>> Begin

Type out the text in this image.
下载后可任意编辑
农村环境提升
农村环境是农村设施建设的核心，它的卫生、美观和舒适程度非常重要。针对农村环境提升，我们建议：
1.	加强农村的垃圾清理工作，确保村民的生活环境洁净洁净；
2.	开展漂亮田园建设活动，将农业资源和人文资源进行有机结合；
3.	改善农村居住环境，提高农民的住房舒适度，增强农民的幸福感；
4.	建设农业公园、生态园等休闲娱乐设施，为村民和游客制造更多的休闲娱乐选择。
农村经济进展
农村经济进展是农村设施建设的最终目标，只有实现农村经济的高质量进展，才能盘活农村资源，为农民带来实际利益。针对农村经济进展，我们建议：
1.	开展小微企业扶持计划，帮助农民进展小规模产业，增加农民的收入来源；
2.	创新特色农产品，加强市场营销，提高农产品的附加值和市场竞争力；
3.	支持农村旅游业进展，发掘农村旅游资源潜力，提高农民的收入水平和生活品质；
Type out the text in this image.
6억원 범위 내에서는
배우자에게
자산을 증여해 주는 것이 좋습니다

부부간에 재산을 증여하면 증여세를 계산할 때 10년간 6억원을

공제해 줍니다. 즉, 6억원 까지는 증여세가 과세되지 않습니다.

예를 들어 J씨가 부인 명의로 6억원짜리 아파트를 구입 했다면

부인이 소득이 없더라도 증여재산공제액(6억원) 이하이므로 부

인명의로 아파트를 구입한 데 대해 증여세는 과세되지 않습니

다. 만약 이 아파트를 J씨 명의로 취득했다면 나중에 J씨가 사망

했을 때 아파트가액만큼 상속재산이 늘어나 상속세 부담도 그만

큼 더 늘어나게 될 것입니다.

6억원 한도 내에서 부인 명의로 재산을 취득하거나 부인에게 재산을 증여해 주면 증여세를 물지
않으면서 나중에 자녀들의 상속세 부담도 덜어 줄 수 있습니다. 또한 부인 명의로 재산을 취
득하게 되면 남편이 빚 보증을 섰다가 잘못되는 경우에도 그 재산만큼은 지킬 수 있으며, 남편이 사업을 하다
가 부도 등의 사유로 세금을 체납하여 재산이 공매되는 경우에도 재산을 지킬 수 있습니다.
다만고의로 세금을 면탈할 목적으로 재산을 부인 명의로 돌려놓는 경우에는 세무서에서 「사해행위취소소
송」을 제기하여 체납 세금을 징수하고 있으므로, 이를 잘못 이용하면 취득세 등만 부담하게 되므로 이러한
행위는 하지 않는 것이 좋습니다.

>> End

**PROBLEM REQUIREMENTS:** Find all lines with "아파트를" in them and copy each one.

**CORRECT RESPONSE:**
예를 들어 J씨가 부인 명의로 6억원짜리 아파트를 구입 했다면
인명의로 아파트를 구입한 데 대해 증여세는 과세되지 않습니
다. 만약 이 아파트를 J씨 명의로 취득했다면 나중에 J씨가 사망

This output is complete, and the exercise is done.